_What you will do_
Below are entries to be transcribed exactly; exclude the pictures from the copy.

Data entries
--------------------------------

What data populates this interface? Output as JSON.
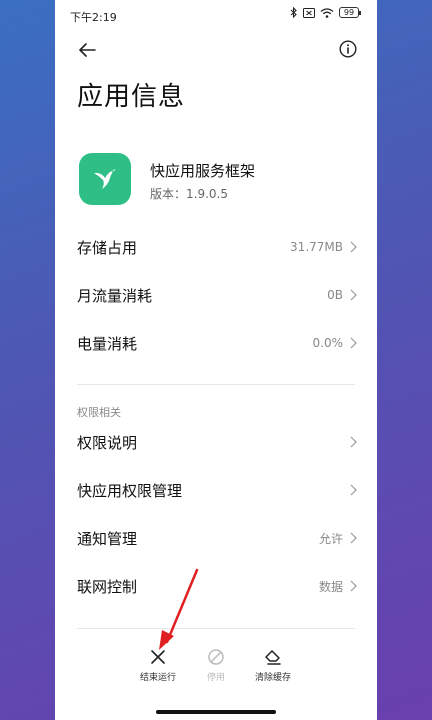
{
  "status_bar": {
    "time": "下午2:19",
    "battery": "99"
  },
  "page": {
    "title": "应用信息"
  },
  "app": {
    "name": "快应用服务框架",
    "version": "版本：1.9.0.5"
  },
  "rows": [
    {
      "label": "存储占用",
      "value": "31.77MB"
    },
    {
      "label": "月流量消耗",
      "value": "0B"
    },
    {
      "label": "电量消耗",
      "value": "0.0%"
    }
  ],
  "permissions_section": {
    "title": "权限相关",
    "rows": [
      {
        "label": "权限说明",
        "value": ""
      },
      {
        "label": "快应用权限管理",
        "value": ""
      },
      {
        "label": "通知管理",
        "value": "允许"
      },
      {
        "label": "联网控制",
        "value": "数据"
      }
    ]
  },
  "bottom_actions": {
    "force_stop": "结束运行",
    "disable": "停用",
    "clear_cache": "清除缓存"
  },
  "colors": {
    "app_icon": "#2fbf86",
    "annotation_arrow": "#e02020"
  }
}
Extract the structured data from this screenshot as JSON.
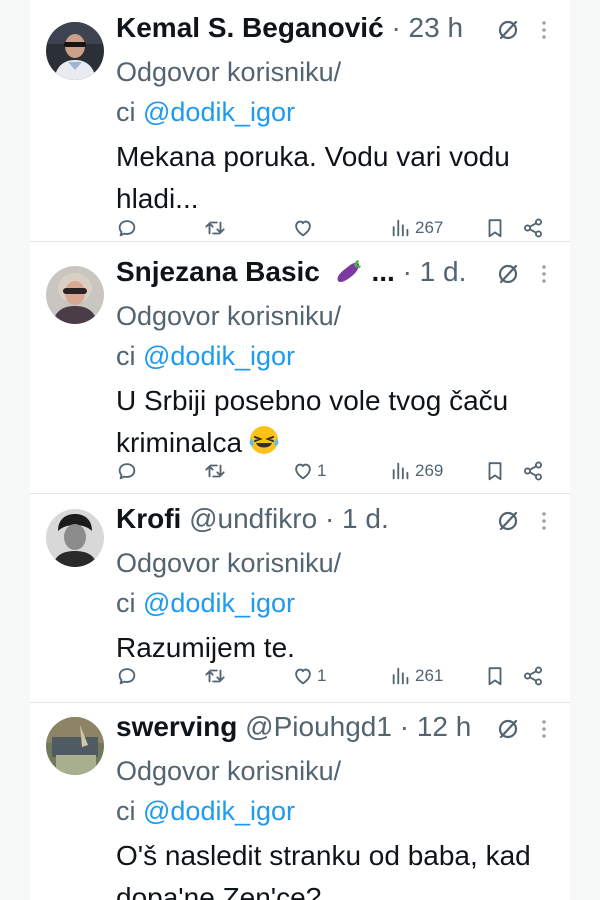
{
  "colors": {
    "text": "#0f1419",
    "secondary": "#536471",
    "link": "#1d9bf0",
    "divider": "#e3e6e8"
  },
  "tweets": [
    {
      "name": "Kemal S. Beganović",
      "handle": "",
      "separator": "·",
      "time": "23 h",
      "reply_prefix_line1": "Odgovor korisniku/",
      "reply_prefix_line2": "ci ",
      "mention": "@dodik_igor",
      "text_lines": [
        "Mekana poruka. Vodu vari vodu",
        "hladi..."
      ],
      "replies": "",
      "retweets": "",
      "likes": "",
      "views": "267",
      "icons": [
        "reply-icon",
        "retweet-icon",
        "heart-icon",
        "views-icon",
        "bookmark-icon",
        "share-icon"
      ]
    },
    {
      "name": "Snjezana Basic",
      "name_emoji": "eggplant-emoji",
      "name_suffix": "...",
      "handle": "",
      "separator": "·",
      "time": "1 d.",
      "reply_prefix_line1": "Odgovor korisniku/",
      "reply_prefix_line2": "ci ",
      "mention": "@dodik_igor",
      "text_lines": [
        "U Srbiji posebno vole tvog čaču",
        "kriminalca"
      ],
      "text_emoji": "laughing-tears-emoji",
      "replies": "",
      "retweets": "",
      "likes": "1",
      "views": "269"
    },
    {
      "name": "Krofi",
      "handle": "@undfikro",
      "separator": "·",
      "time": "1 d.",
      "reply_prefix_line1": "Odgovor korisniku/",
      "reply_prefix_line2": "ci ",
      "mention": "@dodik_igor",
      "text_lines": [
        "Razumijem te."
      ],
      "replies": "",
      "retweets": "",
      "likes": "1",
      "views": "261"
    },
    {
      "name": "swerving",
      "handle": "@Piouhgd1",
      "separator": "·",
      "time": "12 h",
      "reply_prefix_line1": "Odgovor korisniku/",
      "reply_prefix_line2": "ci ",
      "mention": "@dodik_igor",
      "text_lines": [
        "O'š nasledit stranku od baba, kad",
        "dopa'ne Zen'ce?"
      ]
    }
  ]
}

--------------------------------

_In response_
What data populates this interface? Output as JSON.
{
  "status_bar": {
    "time": "下午2:19",
    "battery": "99"
  },
  "page": {
    "title": "应用信息"
  },
  "app": {
    "name": "快应用服务框架",
    "version": "版本：1.9.0.5"
  },
  "rows": [
    {
      "label": "存储占用",
      "value": "31.77MB"
    },
    {
      "label": "月流量消耗",
      "value": "0B"
    },
    {
      "label": "电量消耗",
      "value": "0.0%"
    }
  ],
  "permissions_section": {
    "title": "权限相关",
    "rows": [
      {
        "label": "权限说明",
        "value": ""
      },
      {
        "label": "快应用权限管理",
        "value": ""
      },
      {
        "label": "通知管理",
        "value": "允许"
      },
      {
        "label": "联网控制",
        "value": "数据"
      }
    ]
  },
  "bottom_actions": {
    "force_stop": "结束运行",
    "disable": "停用",
    "clear_cache": "清除缓存"
  },
  "colors": {
    "app_icon": "#2fbf86",
    "annotation_arrow": "#e02020"
  }
}
Extract the structured data from this screenshot as JSON.
{
  "colors": {
    "text": "#0f1419",
    "secondary": "#536471",
    "link": "#1d9bf0",
    "divider": "#e3e6e8"
  },
  "tweets": [
    {
      "name": "Kemal S. Beganović",
      "handle": "",
      "separator": "·",
      "time": "23 h",
      "reply_prefix_line1": "Odgovor korisniku/",
      "reply_prefix_line2": "ci ",
      "mention": "@dodik_igor",
      "text_lines": [
        "Mekana poruka. Vodu vari vodu",
        "hladi..."
      ],
      "replies": "",
      "retweets": "",
      "likes": "",
      "views": "267",
      "icons": [
        "reply-icon",
        "retweet-icon",
        "heart-icon",
        "views-icon",
        "bookmark-icon",
        "share-icon"
      ]
    },
    {
      "name": "Snjezana Basic",
      "name_emoji": "eggplant-emoji",
      "name_suffix": "...",
      "handle": "",
      "separator": "·",
      "time": "1 d.",
      "reply_prefix_line1": "Odgovor korisniku/",
      "reply_prefix_line2": "ci ",
      "mention": "@dodik_igor",
      "text_lines": [
        "U Srbiji posebno vole tvog čaču",
        "kriminalca"
      ],
      "text_emoji": "laughing-tears-emoji",
      "replies": "",
      "retweets": "",
      "likes": "1",
      "views": "269"
    },
    {
      "name": "Krofi",
      "handle": "@undfikro",
      "separator": "·",
      "time": "1 d.",
      "reply_prefix_line1": "Odgovor korisniku/",
      "reply_prefix_line2": "ci ",
      "mention": "@dodik_igor",
      "text_lines": [
        "Razumijem te."
      ],
      "replies": "",
      "retweets": "",
      "likes": "1",
      "views": "261"
    },
    {
      "name": "swerving",
      "handle": "@Piouhgd1",
      "separator": "·",
      "time": "12 h",
      "reply_prefix_line1": "Odgovor korisniku/",
      "reply_prefix_line2": "ci ",
      "mention": "@dodik_igor",
      "text_lines": [
        "O'š nasledit stranku od baba, kad",
        "dopa'ne Zen'ce?"
      ]
    }
  ]
}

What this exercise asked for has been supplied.